• **Written problem**:
Without the pictures, return all of the material exactly as written.

• **Items from a data source**:
□ □ □ □ □ □ □
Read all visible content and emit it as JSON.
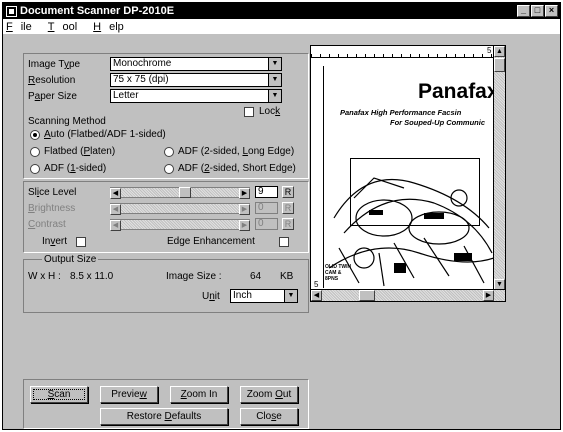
{
  "window": {
    "title": "Document Scanner DP-2010E"
  },
  "menu": [
    {
      "pre": "",
      "ul": "F",
      "post": "ile"
    },
    {
      "pre": "",
      "ul": "T",
      "post": "ool"
    },
    {
      "pre": "",
      "ul": "H",
      "post": "elp"
    }
  ],
  "image": {
    "type_label_pre": "Image T",
    "type_label_ul": "y",
    "type_label_post": "pe",
    "type_value": "Monochrome",
    "res_label_ul": "R",
    "res_label_post": "esolution",
    "res_value": "75 x 75 (dpi)",
    "paper_label_pre": "P",
    "paper_label_ul": "a",
    "paper_label_post": "per Size",
    "paper_value": "Letter",
    "lock_pre": "Loc",
    "lock_ul": "k"
  },
  "method": {
    "heading": "Scanning Method",
    "auto_pre": "",
    "auto_ul": "A",
    "auto_post": "uto (Flatbed/ADF 1-sided)",
    "flatbed_pre": "Flatbed (",
    "flatbed_ul": "P",
    "flatbed_post": "laten)",
    "adf1_pre": "ADF (",
    "adf1_ul": "1",
    "adf1_post": "-sided)",
    "adf2l_pre": "ADF (2-sided, ",
    "adf2l_ul": "L",
    "adf2l_post": "ong Edge)",
    "adf2s_pre": "ADF (",
    "adf2s_ul": "2",
    "adf2s_post": "-sided, Short Edge)",
    "selected": "auto"
  },
  "adjust": {
    "slice_pre": "Sl",
    "slice_ul": "i",
    "slice_post": "ce Level",
    "slice_value": "9",
    "slice_level_fraction": 0.55,
    "bright_pre": "",
    "bright_ul": "B",
    "bright_post": "rightness",
    "bright_value": "0",
    "contrast_pre": "",
    "contrast_ul": "C",
    "contrast_post": "ontrast",
    "contrast_value": "0",
    "reset": "R",
    "invert_pre": "In",
    "invert_ul": "v",
    "invert_post": "ert",
    "edge": "Edge Enhancement"
  },
  "output": {
    "heading": "Output Size",
    "wxh_label": "W x H :",
    "wxh_value": "8.5 x 11.0",
    "size_label": "Image Size :",
    "size_value": "64",
    "size_unit": "KB",
    "unit_pre": "U",
    "unit_ul": "n",
    "unit_post": "it",
    "unit_value": "Inch"
  },
  "buttons": {
    "scan_pre": "",
    "scan_ul": "S",
    "scan_post": "can",
    "preview_pre": "Previe",
    "preview_ul": "w",
    "preview_post": "",
    "zoomin_pre": "",
    "zoomin_ul": "Z",
    "zoomin_post": "oom In",
    "zoomout_pre": "Zoom ",
    "zoomout_ul": "O",
    "zoomout_post": "ut",
    "restore_pre": "Restore ",
    "restore_ul": "D",
    "restore_post": "efaults",
    "close_pre": "Clo",
    "close_ul": "s",
    "close_post": "e"
  },
  "preview": {
    "ruler_mark": "5",
    "side_mark": "5",
    "brand": "Panafax",
    "line1": "Panafax High Performance Facsin",
    "line2": "For Souped-Up Communic",
    "caption": "OLID TWIN CAM & 8PNS"
  }
}
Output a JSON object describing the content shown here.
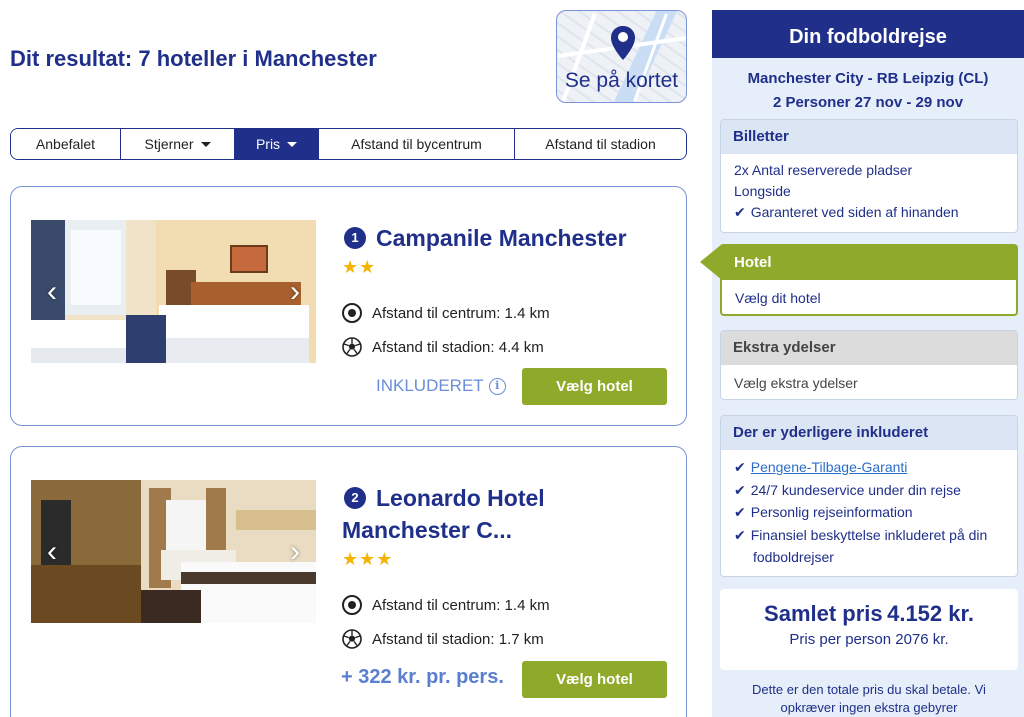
{
  "header": {
    "result_title": "Dit resultat: 7 hoteller i Manchester",
    "map_button_label": "Se på kortet"
  },
  "sort_tabs": [
    {
      "label": "Anbefalet",
      "active": false,
      "has_caret": false
    },
    {
      "label": "Stjerner",
      "active": false,
      "has_caret": true
    },
    {
      "label": "Pris",
      "active": true,
      "has_caret": true
    },
    {
      "label": "Afstand til bycentrum",
      "active": false,
      "has_caret": false
    },
    {
      "label": "Afstand til stadion",
      "active": false,
      "has_caret": false
    }
  ],
  "hotels": [
    {
      "number": "1",
      "name": "Campanile Manchester",
      "stars": "★★",
      "star_count": 2,
      "distance_center": "Afstand til centrum: 1.4 km",
      "distance_stadium": "Afstand til stadion: 4.4 km",
      "price_label": "INKLUDERET",
      "select_label": "Vælg hotel"
    },
    {
      "number": "2",
      "name_line1": "Leonardo Hotel",
      "name_line2": "Manchester C...",
      "stars": "★★★",
      "star_count": 3,
      "distance_center": "Afstand til centrum: 1.4 km",
      "distance_stadium": "Afstand til stadion: 1.7 km",
      "price_label": "+ 322 kr. pr. pers.",
      "select_label": "Vælg hotel"
    }
  ],
  "sidebar": {
    "title": "Din fodboldrejse",
    "match": "Manchester City - RB Leipzig (CL)",
    "trip_details": "2 Personer 27 nov - 29 nov",
    "tickets": {
      "heading": "Billetter",
      "line1": "2x Antal reserverede pladser",
      "line2": "Longside",
      "line3": "Garanteret ved siden af hinanden"
    },
    "hotel": {
      "heading": "Hotel",
      "body": "Vælg dit hotel"
    },
    "extras": {
      "heading": "Ekstra ydelser",
      "body": "Vælg ekstra ydelser"
    },
    "included": {
      "heading": "Der er yderligere inkluderet",
      "item1": "Pengene-Tilbage-Garanti",
      "item2": "24/7 kundeservice under din rejse",
      "item3": "Personlig rejseinformation",
      "item4_line1": "Finansiel beskyttelse inkluderet på din",
      "item4_line2": "fodboldrejser"
    },
    "total": {
      "label": "Samlet pris",
      "value": "4.152 kr.",
      "per_person": "Pris per person 2076 kr."
    },
    "footer_line1": "Dette er den totale pris du skal betale. Vi",
    "footer_line2": "opkræver ingen ekstra gebyrer"
  },
  "colors": {
    "navy": "#1f2f8a",
    "green": "#8faa2b",
    "light_blue_bg": "#e6eef9",
    "star": "#f4b400",
    "link": "#2a6ec8"
  }
}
□ □ □ □ □ □ □
• **Full solution**:
Read all visible content and emit it as JSON.
{
  "window": {
    "title": "Document Scanner DP-2010E"
  },
  "menu": [
    {
      "pre": "",
      "ul": "F",
      "post": "ile"
    },
    {
      "pre": "",
      "ul": "T",
      "post": "ool"
    },
    {
      "pre": "",
      "ul": "H",
      "post": "elp"
    }
  ],
  "image": {
    "type_label_pre": "Image T",
    "type_label_ul": "y",
    "type_label_post": "pe",
    "type_value": "Monochrome",
    "res_label_ul": "R",
    "res_label_post": "esolution",
    "res_value": "75 x 75 (dpi)",
    "paper_label_pre": "P",
    "paper_label_ul": "a",
    "paper_label_post": "per Size",
    "paper_value": "Letter",
    "lock_pre": "Loc",
    "lock_ul": "k"
  },
  "method": {
    "heading": "Scanning Method",
    "auto_pre": "",
    "auto_ul": "A",
    "auto_post": "uto (Flatbed/ADF 1-sided)",
    "flatbed_pre": "Flatbed (",
    "flatbed_ul": "P",
    "flatbed_post": "laten)",
    "adf1_pre": "ADF (",
    "adf1_ul": "1",
    "adf1_post": "-sided)",
    "adf2l_pre": "ADF (2-sided, ",
    "adf2l_ul": "L",
    "adf2l_post": "ong Edge)",
    "adf2s_pre": "ADF (",
    "adf2s_ul": "2",
    "adf2s_post": "-sided, Short Edge)",
    "selected": "auto"
  },
  "adjust": {
    "slice_pre": "Sl",
    "slice_ul": "i",
    "slice_post": "ce Level",
    "slice_value": "9",
    "slice_level_fraction": 0.55,
    "bright_pre": "",
    "bright_ul": "B",
    "bright_post": "rightness",
    "bright_value": "0",
    "contrast_pre": "",
    "contrast_ul": "C",
    "contrast_post": "ontrast",
    "contrast_value": "0",
    "reset": "R",
    "invert_pre": "In",
    "invert_ul": "v",
    "invert_post": "ert",
    "edge": "Edge Enhancement"
  },
  "output": {
    "heading": "Output Size",
    "wxh_label": "W x H :",
    "wxh_value": "8.5 x 11.0",
    "size_label": "Image Size :",
    "size_value": "64",
    "size_unit": "KB",
    "unit_pre": "U",
    "unit_ul": "n",
    "unit_post": "it",
    "unit_value": "Inch"
  },
  "buttons": {
    "scan_pre": "",
    "scan_ul": "S",
    "scan_post": "can",
    "preview_pre": "Previe",
    "preview_ul": "w",
    "preview_post": "",
    "zoomin_pre": "",
    "zoomin_ul": "Z",
    "zoomin_post": "oom In",
    "zoomout_pre": "Zoom ",
    "zoomout_ul": "O",
    "zoomout_post": "ut",
    "restore_pre": "Restore ",
    "restore_ul": "D",
    "restore_post": "efaults",
    "close_pre": "Clo",
    "close_ul": "s",
    "close_post": "e"
  },
  "preview": {
    "ruler_mark": "5",
    "side_mark": "5",
    "brand": "Panafax",
    "line1": "Panafax High Performance Facsin",
    "line2": "For Souped-Up Communic",
    "caption": "OLID TWIN CAM & 8PNS"
  }
}
Output a JSON object describing the content shown here.
{
  "header": {
    "result_title": "Dit resultat: 7 hoteller i Manchester",
    "map_button_label": "Se på kortet"
  },
  "sort_tabs": [
    {
      "label": "Anbefalet",
      "active": false,
      "has_caret": false
    },
    {
      "label": "Stjerner",
      "active": false,
      "has_caret": true
    },
    {
      "label": "Pris",
      "active": true,
      "has_caret": true
    },
    {
      "label": "Afstand til bycentrum",
      "active": false,
      "has_caret": false
    },
    {
      "label": "Afstand til stadion",
      "active": false,
      "has_caret": false
    }
  ],
  "hotels": [
    {
      "number": "1",
      "name": "Campanile Manchester",
      "stars": "★★",
      "star_count": 2,
      "distance_center": "Afstand til centrum: 1.4 km",
      "distance_stadium": "Afstand til stadion: 4.4 km",
      "price_label": "INKLUDERET",
      "select_label": "Vælg hotel"
    },
    {
      "number": "2",
      "name_line1": "Leonardo Hotel",
      "name_line2": "Manchester C...",
      "stars": "★★★",
      "star_count": 3,
      "distance_center": "Afstand til centrum: 1.4 km",
      "distance_stadium": "Afstand til stadion: 1.7 km",
      "price_label": "+ 322 kr. pr. pers.",
      "select_label": "Vælg hotel"
    }
  ],
  "sidebar": {
    "title": "Din fodboldrejse",
    "match": "Manchester City - RB Leipzig (CL)",
    "trip_details": "2 Personer 27 nov - 29 nov",
    "tickets": {
      "heading": "Billetter",
      "line1": "2x Antal reserverede pladser",
      "line2": "Longside",
      "line3": "Garanteret ved siden af hinanden"
    },
    "hotel": {
      "heading": "Hotel",
      "body": "Vælg dit hotel"
    },
    "extras": {
      "heading": "Ekstra ydelser",
      "body": "Vælg ekstra ydelser"
    },
    "included": {
      "heading": "Der er yderligere inkluderet",
      "item1": "Pengene-Tilbage-Garanti",
      "item2": "24/7 kundeservice under din rejse",
      "item3": "Personlig rejseinformation",
      "item4_line1": "Finansiel beskyttelse inkluderet på din",
      "item4_line2": "fodboldrejser"
    },
    "total": {
      "label": "Samlet pris",
      "value": "4.152 kr.",
      "per_person": "Pris per person 2076 kr."
    },
    "footer_line1": "Dette er den totale pris du skal betale. Vi",
    "footer_line2": "opkræver ingen ekstra gebyrer"
  },
  "colors": {
    "navy": "#1f2f8a",
    "green": "#8faa2b",
    "light_blue_bg": "#e6eef9",
    "star": "#f4b400",
    "link": "#2a6ec8"
  }
}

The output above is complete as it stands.